Every line that holds the string "Cari" is to be identified and copied.
== Data to process
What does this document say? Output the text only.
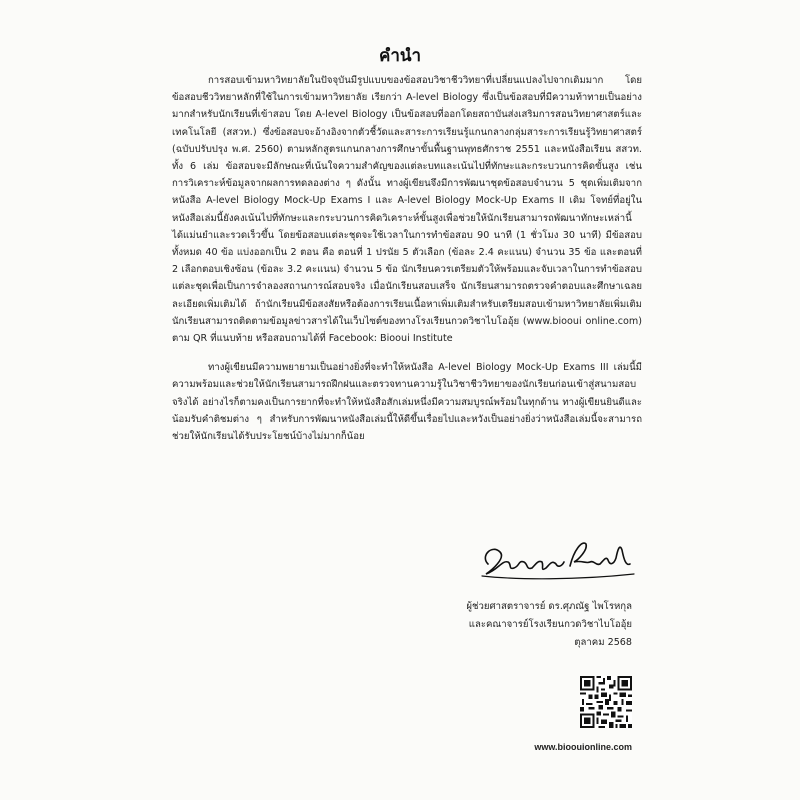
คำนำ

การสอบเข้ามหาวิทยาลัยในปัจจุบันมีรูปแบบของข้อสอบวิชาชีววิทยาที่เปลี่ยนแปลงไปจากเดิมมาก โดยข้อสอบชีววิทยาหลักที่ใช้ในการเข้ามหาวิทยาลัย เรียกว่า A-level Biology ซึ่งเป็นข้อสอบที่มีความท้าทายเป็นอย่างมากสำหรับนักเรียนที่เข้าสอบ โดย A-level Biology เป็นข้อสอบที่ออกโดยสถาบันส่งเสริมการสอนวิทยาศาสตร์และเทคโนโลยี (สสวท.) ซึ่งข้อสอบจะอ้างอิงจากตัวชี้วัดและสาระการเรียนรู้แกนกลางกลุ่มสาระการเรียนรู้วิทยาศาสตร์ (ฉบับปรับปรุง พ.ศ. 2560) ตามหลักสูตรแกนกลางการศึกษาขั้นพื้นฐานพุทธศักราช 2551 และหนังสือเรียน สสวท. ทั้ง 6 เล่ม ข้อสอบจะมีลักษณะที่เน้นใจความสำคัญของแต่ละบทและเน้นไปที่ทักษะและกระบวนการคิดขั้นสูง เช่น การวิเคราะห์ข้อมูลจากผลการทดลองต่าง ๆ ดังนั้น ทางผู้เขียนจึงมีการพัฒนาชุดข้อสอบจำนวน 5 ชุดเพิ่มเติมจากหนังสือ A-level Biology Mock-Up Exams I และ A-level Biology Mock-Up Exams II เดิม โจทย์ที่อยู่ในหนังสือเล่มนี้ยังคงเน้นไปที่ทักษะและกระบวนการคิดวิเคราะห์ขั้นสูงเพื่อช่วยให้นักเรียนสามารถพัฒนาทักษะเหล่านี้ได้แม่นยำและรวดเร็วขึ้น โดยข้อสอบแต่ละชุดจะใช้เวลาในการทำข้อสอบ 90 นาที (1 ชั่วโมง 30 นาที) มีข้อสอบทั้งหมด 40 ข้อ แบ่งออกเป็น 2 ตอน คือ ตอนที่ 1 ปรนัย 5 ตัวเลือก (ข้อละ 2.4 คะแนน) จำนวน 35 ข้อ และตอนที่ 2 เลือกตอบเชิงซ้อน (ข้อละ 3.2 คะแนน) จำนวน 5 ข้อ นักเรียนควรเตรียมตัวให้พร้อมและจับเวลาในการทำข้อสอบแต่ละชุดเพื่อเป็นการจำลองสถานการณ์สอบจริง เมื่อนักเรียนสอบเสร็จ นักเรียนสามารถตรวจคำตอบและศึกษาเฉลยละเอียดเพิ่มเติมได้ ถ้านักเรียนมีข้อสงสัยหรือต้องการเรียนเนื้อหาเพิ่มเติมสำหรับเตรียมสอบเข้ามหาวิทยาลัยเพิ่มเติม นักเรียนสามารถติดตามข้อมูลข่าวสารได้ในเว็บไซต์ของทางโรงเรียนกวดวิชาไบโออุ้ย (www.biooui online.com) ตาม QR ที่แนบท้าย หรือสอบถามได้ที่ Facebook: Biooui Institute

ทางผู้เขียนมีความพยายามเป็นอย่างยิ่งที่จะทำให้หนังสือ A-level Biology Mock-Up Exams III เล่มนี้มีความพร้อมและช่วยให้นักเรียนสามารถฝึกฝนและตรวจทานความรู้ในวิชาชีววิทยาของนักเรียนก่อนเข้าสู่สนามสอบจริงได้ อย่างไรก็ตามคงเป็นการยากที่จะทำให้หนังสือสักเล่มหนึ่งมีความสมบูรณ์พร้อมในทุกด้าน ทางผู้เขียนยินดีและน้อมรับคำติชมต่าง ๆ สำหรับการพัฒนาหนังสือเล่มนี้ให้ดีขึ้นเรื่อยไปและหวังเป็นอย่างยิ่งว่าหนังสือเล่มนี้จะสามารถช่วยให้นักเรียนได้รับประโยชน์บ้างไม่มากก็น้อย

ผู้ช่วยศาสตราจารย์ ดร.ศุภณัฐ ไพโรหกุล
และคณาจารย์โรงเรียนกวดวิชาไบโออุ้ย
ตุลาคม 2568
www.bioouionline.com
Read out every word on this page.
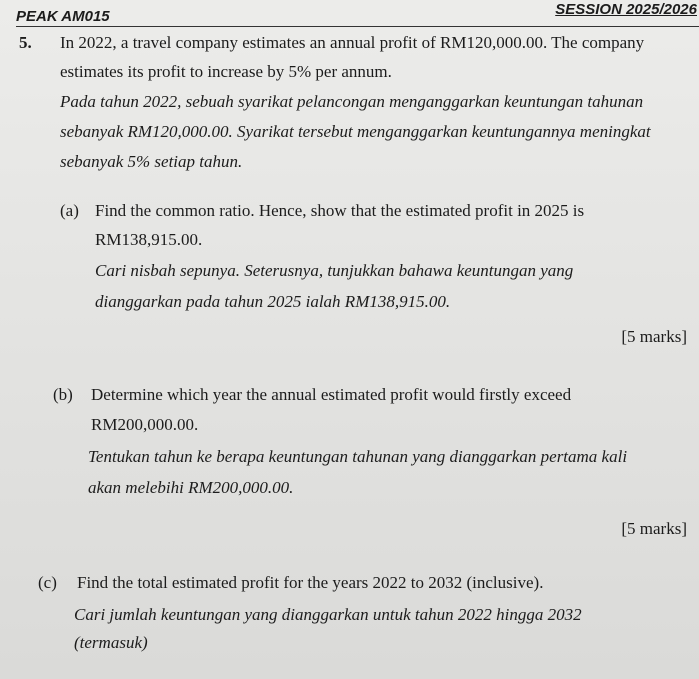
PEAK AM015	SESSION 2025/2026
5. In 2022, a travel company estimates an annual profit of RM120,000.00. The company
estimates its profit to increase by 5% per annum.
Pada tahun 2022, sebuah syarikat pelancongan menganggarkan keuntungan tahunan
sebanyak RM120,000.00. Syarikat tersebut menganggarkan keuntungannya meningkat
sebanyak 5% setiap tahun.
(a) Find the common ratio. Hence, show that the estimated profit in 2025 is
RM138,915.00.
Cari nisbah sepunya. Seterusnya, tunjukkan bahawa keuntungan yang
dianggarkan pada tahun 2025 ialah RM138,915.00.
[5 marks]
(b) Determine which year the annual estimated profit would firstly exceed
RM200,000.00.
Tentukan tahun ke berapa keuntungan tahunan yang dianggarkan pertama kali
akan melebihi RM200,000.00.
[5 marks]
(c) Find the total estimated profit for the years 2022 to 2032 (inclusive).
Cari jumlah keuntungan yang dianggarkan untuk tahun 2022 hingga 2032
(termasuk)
====
Result of the task:
Cari nisbah sepunya. Seterusnya, tunjukkan bahawa keuntungan yang
Cari jumlah keuntungan yang dianggarkan untuk tahun 2022 hingga 2032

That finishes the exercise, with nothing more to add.